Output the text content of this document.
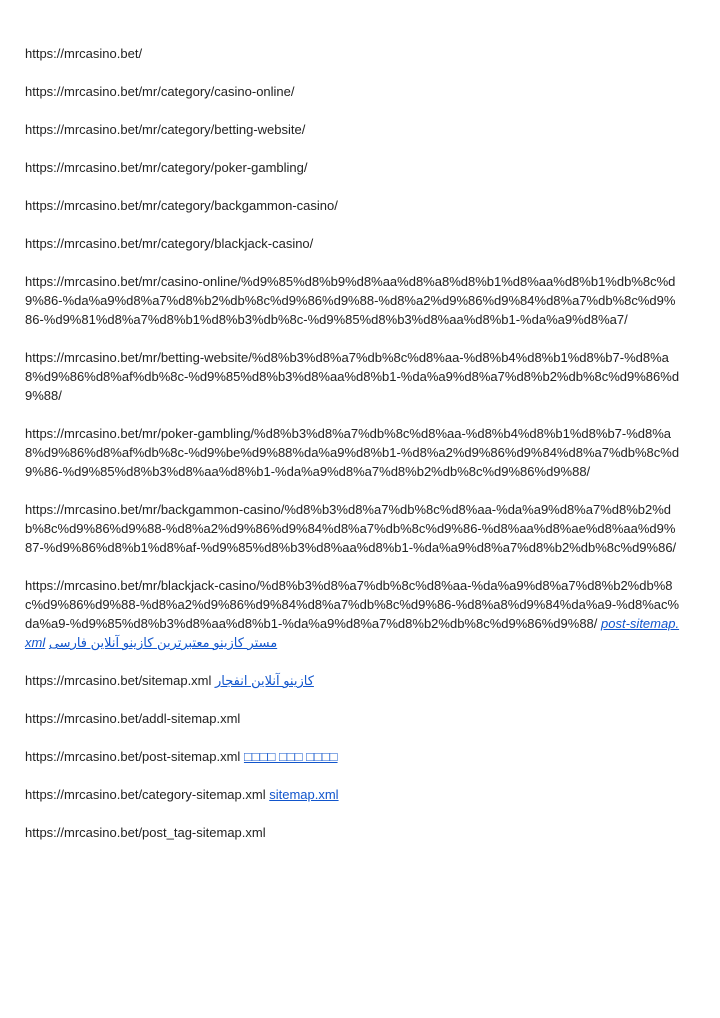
https://mrcasino.bet/
https://mrcasino.bet/mr/category/casino-online/
https://mrcasino.bet/mr/category/betting-website/
https://mrcasino.bet/mr/category/poker-gambling/
https://mrcasino.bet/mr/category/backgammon-casino/
https://mrcasino.bet/mr/category/blackjack-casino/
https://mrcasino.bet/mr/casino-online/%d9%85%d8%b9%d8%aa%d8%a8%d8%b1%d8%aa%d8%b1%db%8c%d9%86-%da%a9%d8%a7%d8%b2%db%8c%d9%86%d9%88-%d8%a2%d9%86%d9%84%d8%a7%db%8c%d9%86-%d9%81%d8%a7%d8%b1%d8%b3%db%8c-%d9%85%d8%b3%d8%aa%d8%b1-%da%a9%d8%a7/
https://mrcasino.bet/mr/betting-website/%d8%b3%d8%a7%db%8c%d8%aa-%d8%b4%d8%b1%d8%b7-%d8%a8%d9%86%d8%af%db%8c-%d9%85%d8%b3%d8%aa%d8%b1-%da%a9%d8%a7%d8%b2%db%8c%d9%86%d9%88/
https://mrcasino.bet/mr/poker-gambling/%d8%b3%d8%a7%db%8c%d8%aa-%d8%b4%d8%b1%d8%b7-%d8%a8%d9%86%d8%af%db%8c-%d9%be%d9%88%da%a9%d8%b1-%d8%a2%d9%86%d9%84%d8%a7%db%8c%d9%86-%d9%85%d8%b3%d8%aa%d8%b1-%da%a9%d8%a7%d8%b2%db%8c%d9%86%d9%88/
https://mrcasino.bet/mr/backgammon-casino/%d8%b3%d8%a7%db%8c%d8%aa-%da%a9%d8%a7%d8%b2%db%8c%d9%86%d9%88-%d8%a2%d9%86%d9%84%d8%a7%db%8c%d9%86-%d8%aa%d8%ae%d8%aa%d9%87-%d9%86%d8%b1%d8%af-%d9%85%d8%b3%d8%aa%d8%b1-%da%a9%d8%a7%d8%b2%db%8c%d9%86/
https://mrcasino.bet/mr/blackjack-casino/%d8%b3%d8%a7%db%8c%d8%aa-%da%a9%d8%a7%d8%b2%db%8c%d9%86%d9%88-%d8%a2%d9%86%d9%84%d8%a7%db%8c%d9%86-%d8%a8%d9%84%da%a9-%d8%ac%da%a9-%d9%85%d8%b3%d8%aa%d8%b1-%da%a9%d8%a7%d8%b2%db%8c%d9%86%d9%88/ post-sitemap.xml مستر کازینو معتبرترین کازینو آنلاین فارسی
https://mrcasino.bet/sitemap.xml کازینو آنلاین انفجار
https://mrcasino.bet/addl-sitemap.xml
https://mrcasino.bet/post-sitemap.xml □□□□ □□□ □□□□
https://mrcasino.bet/category-sitemap.xml sitemap.xml
https://mrcasino.bet/post_tag-sitemap.xml
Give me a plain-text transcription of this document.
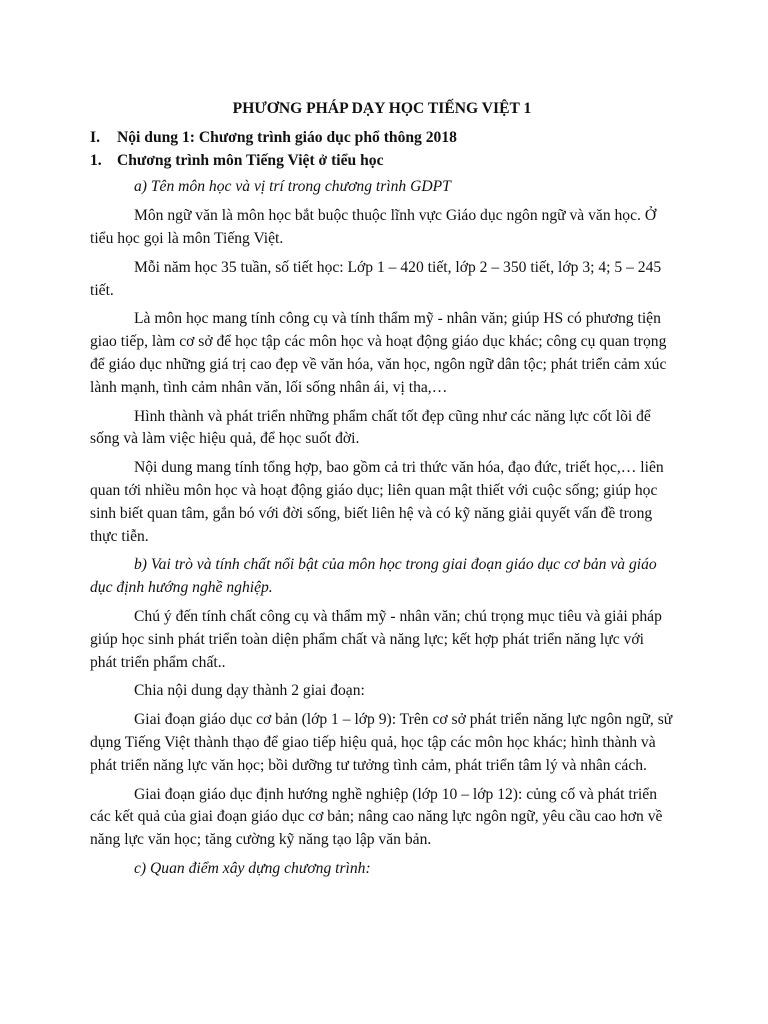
PHƯƠNG PHÁP DẠY HỌC TIẾNG VIỆT 1
I.	Nội dung 1: Chương trình giáo dục phổ thông 2018
1. Chương trình môn Tiếng Việt ở tiểu học

a) Tên môn học và vị trí trong chương trình GDPT

Môn ngữ văn là môn học bắt buộc thuộc lĩnh vực Giáo dục ngôn ngữ và văn học. Ở tiểu học gọi là môn Tiếng Việt.

Mỗi năm học 35 tuần, số tiết học: Lớp 1 – 420 tiết, lớp 2 – 350 tiết, lớp 3; 4; 5 – 245 tiết.

Là môn học mang tính công cụ và tính thẩm mỹ - nhân văn; giúp HS có phương tiện giao tiếp, làm cơ sở để học tập các môn học và hoạt động giáo dục khác; công cụ quan trọng để giáo dục những giá trị cao đẹp về văn hóa, văn học, ngôn ngữ dân tộc; phát triển cảm xúc lành mạnh, tình cảm nhân văn, lối sống nhân ái, vị tha,…

Hình thành và phát triển những phẩm chất tốt đẹp cũng như các năng lực cốt lõi để sống và làm việc hiệu quả, để học suốt đời.

Nội dung mang tính tổng hợp, bao gồm cả tri thức văn hóa, đạo đức, triết học,… liên quan tới nhiều môn học và hoạt động giáo dục; liên quan mật thiết với cuộc sống; giúp học sinh biết quan tâm, gắn bó với đời sống, biết liên hệ và có kỹ năng giải quyết vấn đề trong thực tiễn.

b) Vai trò và tính chất nổi bật của môn học trong giai đoạn giáo dục cơ bản và giáo dục định hướng nghề nghiệp.

Chú ý đến tính chất công cụ và thẩm mỹ - nhân văn; chú trọng mục tiêu và giải pháp giúp học sinh phát triển toàn diện phẩm chất và năng lực; kết hợp phát triển năng lực với phát triển phẩm chất..

Chia nội dung dạy thành 2 giai đoạn:

Giai đoạn giáo dục cơ bản (lớp 1 – lớp 9): Trên cơ sở phát triển năng lực ngôn ngữ, sử dụng Tiếng Việt thành thạo để giao tiếp hiệu quả, học tập các môn học khác; hình thành và phát triển năng lực văn học; bồi dưỡng tư tưởng tình cảm, phát triển tâm lý và nhân cách.

Giai đoạn giáo dục định hướng nghề nghiệp (lớp 10 – lớp 12): củng cố và phát triển các kết quả của giai đoạn giáo dục cơ bản; nâng cao năng lực ngôn ngữ, yêu cầu cao hơn về năng lực văn học; tăng cường kỹ năng tạo lập văn bản.

c) Quan điểm xây dựng chương trình:
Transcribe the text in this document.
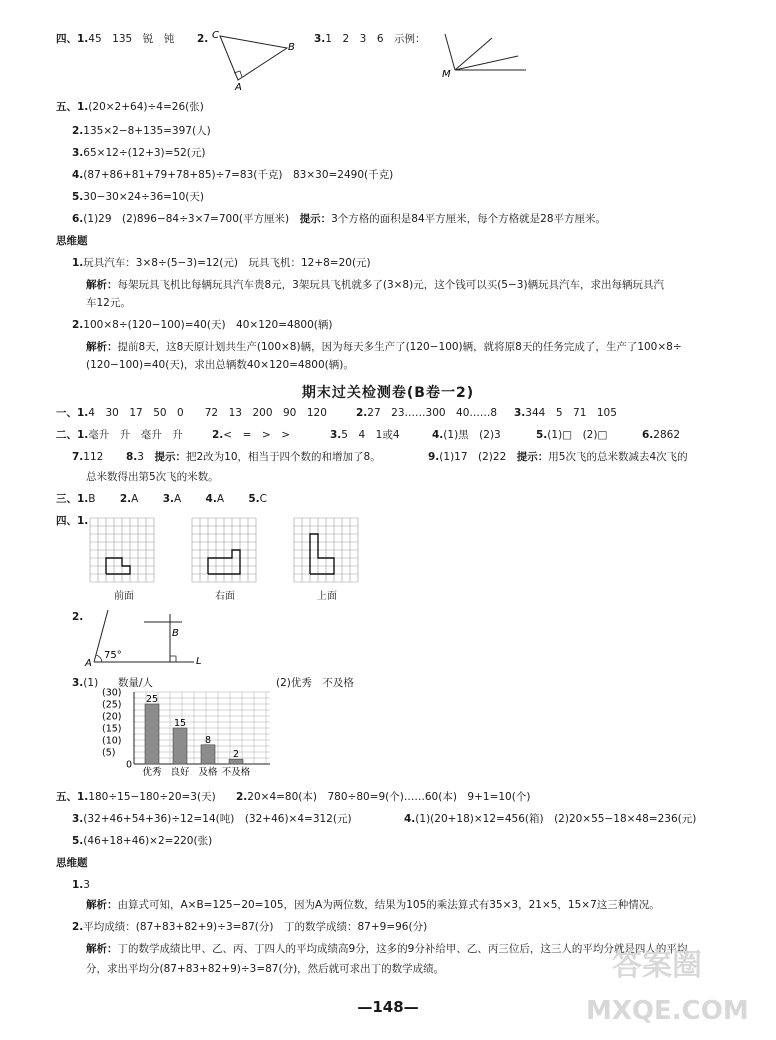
四、1.45　135　锐　钝 2. C
B
A
3.1　2　3　6　示例：
M
五、1.(20×2+64)÷4=26(张)
2.135×2−8+135=397(人)
3.65×12÷(12+3)=52(元)
4.(87+86+81+79+78+85)÷7=83(千克)　83×30=2490(千克)
5.30−30×24÷36=10(天)
6.(1)29　(2)896−84÷3×7=700(平方厘米)　 提示：3个方格的面积是84平方厘米，每个方格就是28平方厘米。
思维题
1.玩具汽车：3×8÷(5−3)=12(元)　玩具飞机：12+8=20(元)
解析：每架玩具飞机比每辆玩具汽车贵8元，3架玩具飞机就多了(3×8)元，这个钱可以买(5−3)辆玩具汽车，求出每辆玩具汽
车12元。
2.100×8÷(120−100)=40(天)　40×120=4800(辆)
解析：提前8天，这8天原计划共生产(100×8)辆，因为每天多生产了(120−100)辆，就将原8天的任务完成了，生产了100×8÷
(120−100)=40(天)，求出总辆数40×120=4800(辆)。
期末过关检测卷(B卷一2)
一、1.4　30　17　50　0　　72　13　200　90　120	2.27　23……300　40……8 3.344　5　71　105
二、1.毫升　升　毫升　升	2.<　=　>　>	3.5　4　1或4	4.(1)黑　(2)3	5.(1)□　(2)□	6.2862
7.112 8.3　 提示：把2改为10，相当于四个数的和增加了8。	9.(1)17　(2)22　 提示：用5次飞的总米数减去4次飞的
总米数得出第5次飞的米数。
三、1.B　　 2.A　　 3.A　　 4.A　　 5.C
四、1.
前面	右面	上面
2.
75°
A
B
L
3.(1)	(2)优秀　不及格
数量/人
(30)
(25)
(20)
(15)
(10)
(5)
0
25
优秀
15
良好
8
及格
2
不及格
五、1.180÷15−180÷20=3(天) 2.20×4=80(本)　780÷80=9(个)……60(本)　9+1=10(个)
3.(32+46+54+36)÷12=14(吨)　(32+46)×4=312(元)	4.(1)(20+18)×12=456(箱)　(2)20×55−18×48=236(元)
5.(46+18+46)×2=220(张)
思维题
1.3
解析：由算式可知，A×B=125−20=105，因为A为两位数，结果为105的乘法算式有35×3，21×5，15×7这三种情况。
2.平均成绩：(87+83+82+9)÷3=87(分)　丁的数学成绩：87+9=96(分)
解析：丁的数学成绩比甲、乙、丙、丁四人的平均成绩高9分，这多的9分补给甲、乙、丙三位后，这三人的平均分就是四人的平均
分，求出平均分(87+83+82+9)÷3=87(分)，然后就可求出丁的数学成绩。
—148—
答案圈
MXQE.COM
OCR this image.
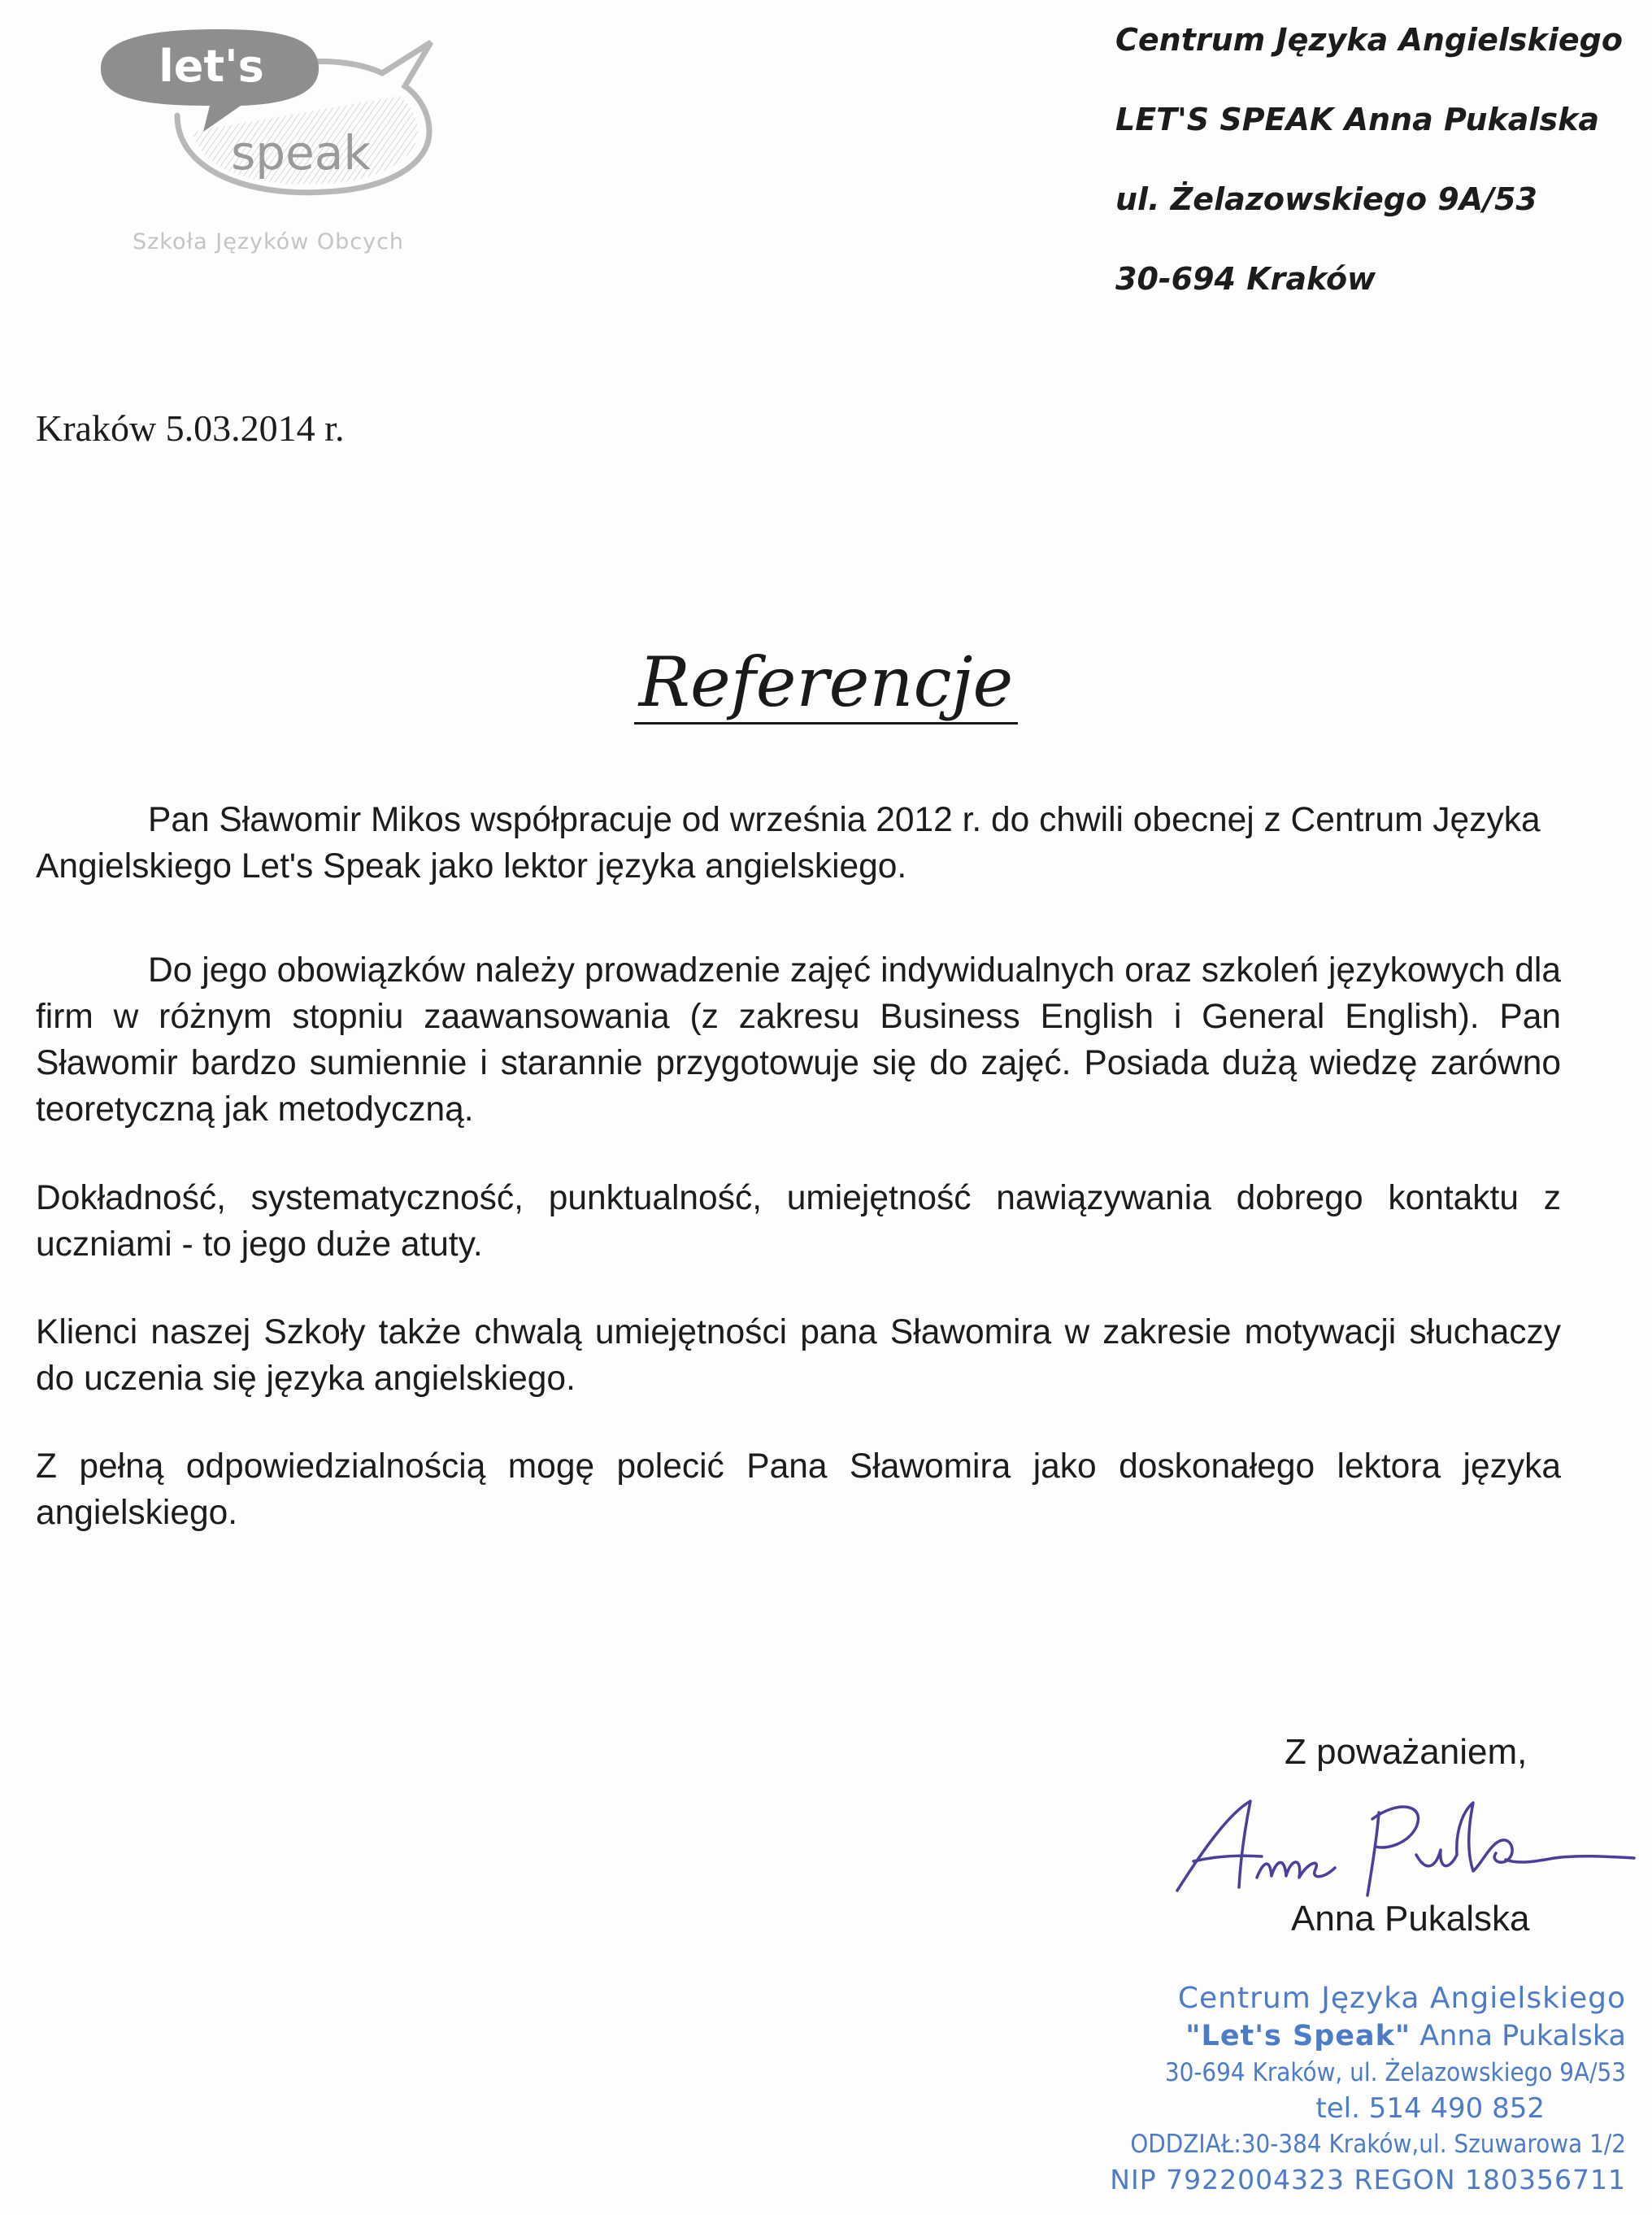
let's
speak
Szkoła Języków Obcych
Centrum Języka Angielskiego
LET'S SPEAK Anna Pukalska
ul. Żelazowskiego 9A/53
30-694 Kraków
Kraków 5.03.2014 r.
Referencje
Pan Sławomir Mikos współpracuje od września 2012 r. do chwili obecnej z Centrum Języka Angielskiego Let's Speak jako lektor języka angielskiego.
Do jego obowiązków należy prowadzenie zajęć indywidualnych oraz szkoleń językowych dla firm w różnym stopniu zaawansowania (z zakresu Business English i General English). Pan Sławomir bardzo sumiennie i starannie przygotowuje się do zajęć. Posiada dużą wiedzę zarówno teoretyczną jak metodyczną.
Dokładność, systematyczność, punktualność, umiejętność nawiązywania dobrego kontaktu z uczniami - to jego duże atuty.
Klienci naszej Szkoły także chwalą umiejętności pana Sławomira w zakresie motywacji słuchaczy do uczenia się języka angielskiego.
Z pełną odpowiedzialnością mogę polecić Pana Sławomira jako doskonałego lektora języka angielskiego.
Z poważaniem,
Anna Pukalska
Centrum Języka Angielskiego
"Let's Speak" Anna Pukalska
30-694 Kraków, ul. Żelazowskiego 9A/53
tel. 514 490 852
ODDZIAŁ:30-384 Kraków,ul. Szuwarowa 1/2
NIP 7922004323 REGON 180356711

### The request
Your task is to gather all lines from the entries above that hold the word "động".

### Solution to the exercise
Là môn học mang tính công cụ và tính thẩm mỹ - nhân văn; giúp HS có phương tiện giao tiếp, làm cơ sở để học tập các môn học và hoạt động giáo dục khác; công cụ quan trọng để giáo dục những giá trị cao đẹp về văn hóa, văn học, ngôn ngữ dân tộc; phát triển cảm xúc lành mạnh, tình cảm nhân văn, lối sống nhân ái, vị tha,…
Nội dung mang tính tổng hợp, bao gồm cả tri thức văn hóa, đạo đức, triết học,… liên quan tới nhiều môn học và hoạt động giáo dục; liên quan mật thiết với cuộc sống; giúp học sinh biết quan tâm, gắn bó với đời sống, biết liên hệ và có kỹ năng giải quyết vấn đề trong thực tiễn.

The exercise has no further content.